* **Records supplied**:
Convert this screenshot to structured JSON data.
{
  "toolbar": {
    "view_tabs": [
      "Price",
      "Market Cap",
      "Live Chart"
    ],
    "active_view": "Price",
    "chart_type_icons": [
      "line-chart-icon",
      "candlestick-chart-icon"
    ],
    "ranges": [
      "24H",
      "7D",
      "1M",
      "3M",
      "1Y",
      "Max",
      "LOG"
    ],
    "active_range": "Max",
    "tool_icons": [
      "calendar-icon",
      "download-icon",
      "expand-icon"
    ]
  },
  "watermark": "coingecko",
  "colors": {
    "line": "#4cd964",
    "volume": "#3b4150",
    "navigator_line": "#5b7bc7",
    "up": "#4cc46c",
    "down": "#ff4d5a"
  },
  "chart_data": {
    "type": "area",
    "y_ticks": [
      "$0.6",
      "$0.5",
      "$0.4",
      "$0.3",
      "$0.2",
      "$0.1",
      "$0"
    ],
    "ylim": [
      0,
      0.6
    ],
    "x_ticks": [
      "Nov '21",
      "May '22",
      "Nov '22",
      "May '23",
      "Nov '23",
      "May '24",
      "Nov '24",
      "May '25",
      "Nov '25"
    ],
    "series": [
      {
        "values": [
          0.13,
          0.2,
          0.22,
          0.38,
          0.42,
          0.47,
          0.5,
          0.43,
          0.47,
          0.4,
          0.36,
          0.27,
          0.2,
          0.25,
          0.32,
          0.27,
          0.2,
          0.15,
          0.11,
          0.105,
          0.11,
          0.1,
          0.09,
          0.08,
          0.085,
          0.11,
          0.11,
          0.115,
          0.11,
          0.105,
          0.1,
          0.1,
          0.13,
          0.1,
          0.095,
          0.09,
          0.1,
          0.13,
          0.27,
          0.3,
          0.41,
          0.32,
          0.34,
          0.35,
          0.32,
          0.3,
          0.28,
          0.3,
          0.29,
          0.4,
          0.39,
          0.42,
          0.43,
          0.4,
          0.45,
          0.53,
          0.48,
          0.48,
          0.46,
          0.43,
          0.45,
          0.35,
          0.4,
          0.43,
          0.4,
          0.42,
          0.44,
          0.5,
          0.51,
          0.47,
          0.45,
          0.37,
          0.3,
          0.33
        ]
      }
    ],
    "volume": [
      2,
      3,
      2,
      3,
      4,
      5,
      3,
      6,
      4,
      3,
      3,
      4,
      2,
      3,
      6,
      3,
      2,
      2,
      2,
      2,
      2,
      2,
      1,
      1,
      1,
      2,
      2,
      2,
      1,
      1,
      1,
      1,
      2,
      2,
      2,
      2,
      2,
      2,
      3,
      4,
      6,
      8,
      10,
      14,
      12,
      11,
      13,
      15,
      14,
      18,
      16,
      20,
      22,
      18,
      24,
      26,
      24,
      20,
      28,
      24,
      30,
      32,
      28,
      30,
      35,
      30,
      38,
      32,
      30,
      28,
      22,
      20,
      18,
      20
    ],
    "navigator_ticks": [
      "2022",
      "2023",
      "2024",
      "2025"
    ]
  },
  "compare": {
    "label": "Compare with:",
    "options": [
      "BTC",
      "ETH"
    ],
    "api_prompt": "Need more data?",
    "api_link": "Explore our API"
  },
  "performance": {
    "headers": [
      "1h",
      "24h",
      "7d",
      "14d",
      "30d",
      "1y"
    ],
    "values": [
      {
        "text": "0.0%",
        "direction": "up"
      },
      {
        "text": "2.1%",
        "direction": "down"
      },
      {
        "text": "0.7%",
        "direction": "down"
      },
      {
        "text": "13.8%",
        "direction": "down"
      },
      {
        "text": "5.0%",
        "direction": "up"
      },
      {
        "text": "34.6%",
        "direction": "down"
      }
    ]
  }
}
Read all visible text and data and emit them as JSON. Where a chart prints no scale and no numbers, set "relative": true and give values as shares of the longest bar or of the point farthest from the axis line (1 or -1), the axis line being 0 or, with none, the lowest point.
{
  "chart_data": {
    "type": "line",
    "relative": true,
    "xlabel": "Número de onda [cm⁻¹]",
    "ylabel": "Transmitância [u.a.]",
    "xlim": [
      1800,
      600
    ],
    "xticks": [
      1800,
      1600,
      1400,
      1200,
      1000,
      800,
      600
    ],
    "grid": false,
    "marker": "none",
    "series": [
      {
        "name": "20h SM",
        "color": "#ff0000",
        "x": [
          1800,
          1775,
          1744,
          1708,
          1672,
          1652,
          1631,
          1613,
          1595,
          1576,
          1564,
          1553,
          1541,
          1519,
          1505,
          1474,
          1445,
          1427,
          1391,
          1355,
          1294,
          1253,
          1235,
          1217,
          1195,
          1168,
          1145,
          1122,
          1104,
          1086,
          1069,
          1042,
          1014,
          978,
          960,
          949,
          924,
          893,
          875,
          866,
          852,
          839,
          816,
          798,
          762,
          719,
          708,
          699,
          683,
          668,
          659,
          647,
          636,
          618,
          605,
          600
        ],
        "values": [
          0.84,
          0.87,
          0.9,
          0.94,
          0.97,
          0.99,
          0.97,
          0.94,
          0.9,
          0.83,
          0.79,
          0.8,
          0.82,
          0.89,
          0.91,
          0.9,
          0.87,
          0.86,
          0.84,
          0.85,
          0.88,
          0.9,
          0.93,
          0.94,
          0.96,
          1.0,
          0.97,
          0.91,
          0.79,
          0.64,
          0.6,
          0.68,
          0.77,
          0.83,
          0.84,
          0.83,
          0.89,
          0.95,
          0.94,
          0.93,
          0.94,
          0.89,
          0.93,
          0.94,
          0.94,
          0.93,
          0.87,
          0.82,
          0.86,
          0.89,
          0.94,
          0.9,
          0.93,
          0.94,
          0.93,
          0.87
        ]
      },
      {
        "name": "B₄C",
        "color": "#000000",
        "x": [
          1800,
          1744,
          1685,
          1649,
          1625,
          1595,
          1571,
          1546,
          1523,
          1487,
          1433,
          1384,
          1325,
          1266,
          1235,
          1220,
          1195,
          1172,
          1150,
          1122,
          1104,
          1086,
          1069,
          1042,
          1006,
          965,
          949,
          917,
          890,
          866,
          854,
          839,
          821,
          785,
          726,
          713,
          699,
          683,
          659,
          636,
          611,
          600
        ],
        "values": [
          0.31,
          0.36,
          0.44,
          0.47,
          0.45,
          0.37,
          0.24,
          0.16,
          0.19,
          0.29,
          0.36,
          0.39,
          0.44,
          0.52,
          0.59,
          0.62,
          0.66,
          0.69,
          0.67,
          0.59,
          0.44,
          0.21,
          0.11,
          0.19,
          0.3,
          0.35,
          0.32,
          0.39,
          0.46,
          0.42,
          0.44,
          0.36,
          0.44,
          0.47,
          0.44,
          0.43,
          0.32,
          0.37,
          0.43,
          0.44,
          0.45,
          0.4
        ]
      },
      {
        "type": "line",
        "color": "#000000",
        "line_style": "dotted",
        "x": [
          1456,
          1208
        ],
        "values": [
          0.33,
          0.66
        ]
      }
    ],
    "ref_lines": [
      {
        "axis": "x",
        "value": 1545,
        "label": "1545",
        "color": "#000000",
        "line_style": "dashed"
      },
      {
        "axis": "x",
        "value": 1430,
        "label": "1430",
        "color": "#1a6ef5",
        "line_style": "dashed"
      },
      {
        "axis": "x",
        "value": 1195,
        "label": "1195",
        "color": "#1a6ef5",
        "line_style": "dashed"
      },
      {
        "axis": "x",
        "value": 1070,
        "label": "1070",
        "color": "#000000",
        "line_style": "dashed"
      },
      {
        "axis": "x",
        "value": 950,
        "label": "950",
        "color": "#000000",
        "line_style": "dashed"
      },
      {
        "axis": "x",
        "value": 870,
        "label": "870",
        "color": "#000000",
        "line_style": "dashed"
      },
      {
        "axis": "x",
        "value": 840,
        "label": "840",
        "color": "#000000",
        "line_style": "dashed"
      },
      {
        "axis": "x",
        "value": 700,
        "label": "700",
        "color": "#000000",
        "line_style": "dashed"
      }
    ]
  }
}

* **Job**:
Pull every line containing the word "JSON" out of the material and copy it.

* **Response to this exercise**:
Convert this screenshot to structured JSON data.
Read all visible text and data and emit them as JSON. Where a chart prints no scale and no numbers, set "relative": true and give values as shares of the longest bar or of the point farthest from the axis line (1 or -1), the axis line being 0 or, with none, the lowest point.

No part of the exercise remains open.